## SUPPLIED MATERIAL
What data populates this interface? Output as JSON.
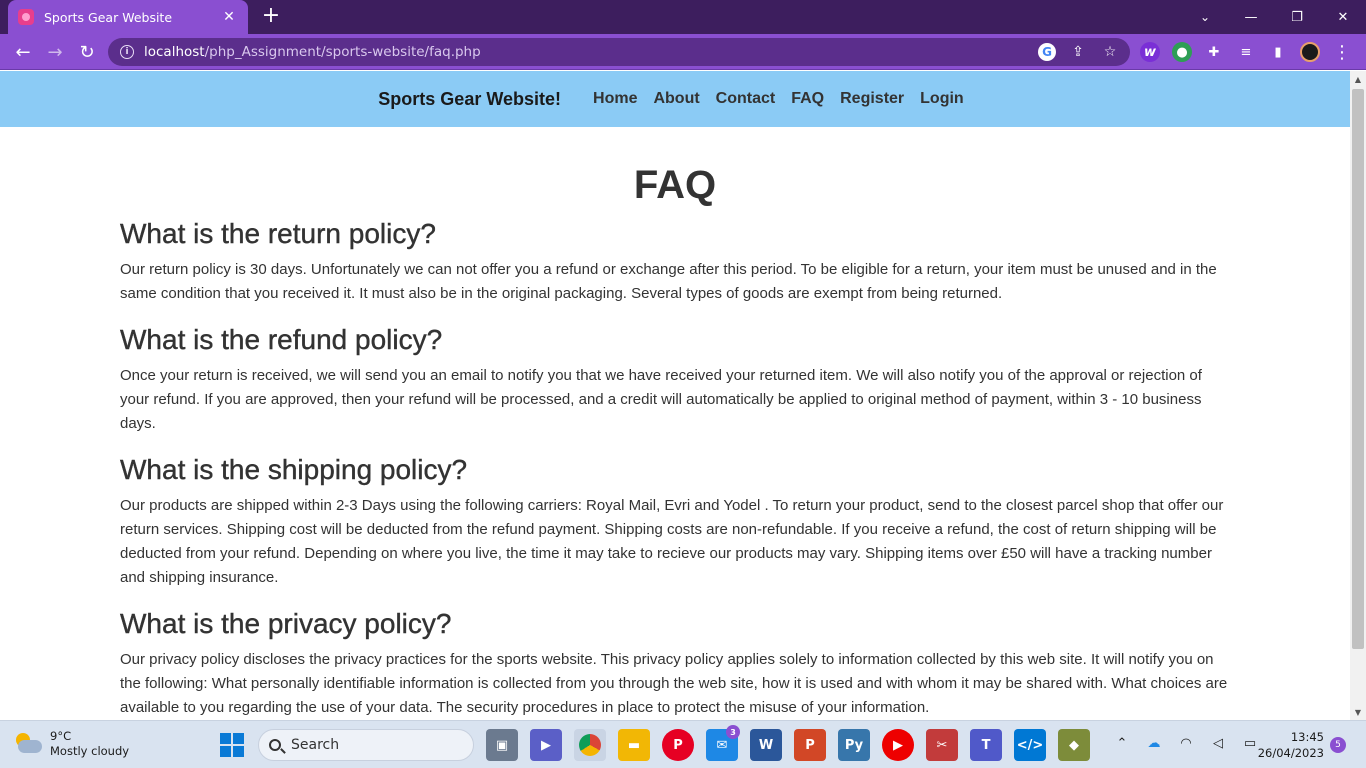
{
  "browser": {
    "tab_title": "Sports Gear Website",
    "url_host": "localhost",
    "url_path": "/php_Assignment/sports-website/faq.php",
    "accent": "#8a4fd1"
  },
  "site": {
    "brand": "Sports Gear Website!",
    "nav": [
      "Home",
      "About",
      "Contact",
      "FAQ",
      "Register",
      "Login"
    ],
    "navbar_color": "#8bcbf5"
  },
  "page": {
    "title": "FAQ",
    "faqs": [
      {
        "question": "What is the return policy?",
        "answer": "Our return policy is 30 days. Unfortunately we can not offer you a refund or exchange after this period. To be eligible for a return, your item must be unused and in the same condition that you received it. It must also be in the original packaging. Several types of goods are exempt from being returned."
      },
      {
        "question": "What is the refund policy?",
        "answer": "Once your return is received, we will send you an email to notify you that we have received your returned item. We will also notify you of the approval or rejection of your refund. If you are approved, then your refund will be processed, and a credit will automatically be applied to original method of payment, within 3 - 10 business days."
      },
      {
        "question": "What is the shipping policy?",
        "answer": "Our products are shipped within 2-3 Days using the following carriers: Royal Mail, Evri and Yodel . To return your product, send to the closest parcel shop that offer our return services. Shipping cost will be deducted from the refund payment. Shipping costs are non-refundable. If you receive a refund, the cost of return shipping will be deducted from your refund. Depending on where you live, the time it may take to recieve our products may vary. Shipping items over £50 will have a tracking number and shipping insurance."
      },
      {
        "question": "What is the privacy policy?",
        "answer": "Our privacy policy discloses the privacy practices for the sports website. This privacy policy applies solely to information collected by this web site. It will notify you on the following: What personally identifiable information is collected from you through the web site, how it is used and with whom it may be shared with. What choices are available to you regarding the use of your data. The security procedures in place to protect the misuse of your information."
      }
    ]
  },
  "taskbar": {
    "temperature": "9°C",
    "weather": "Mostly cloudy",
    "search_label": "Search",
    "mail_badge": "3",
    "time": "13:45",
    "date": "26/04/2023",
    "notifications": "5"
  }
}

## SET EXERCISE
Look through the records and gather each line with the word "privacy".

## WRITTEN SOLUTION
        "question": "What is the privacy policy?",
        "answer": "Our privacy policy discloses the privacy practices for the sports website. This privacy policy applies solely to information collected by this web site. It will notify you on the following: What personally identifiable information is collected from you through the web site, how it is used and with whom it may be shared with. What choices are available to you regarding the use of your data. The security procedures in place to protect the misuse of your information."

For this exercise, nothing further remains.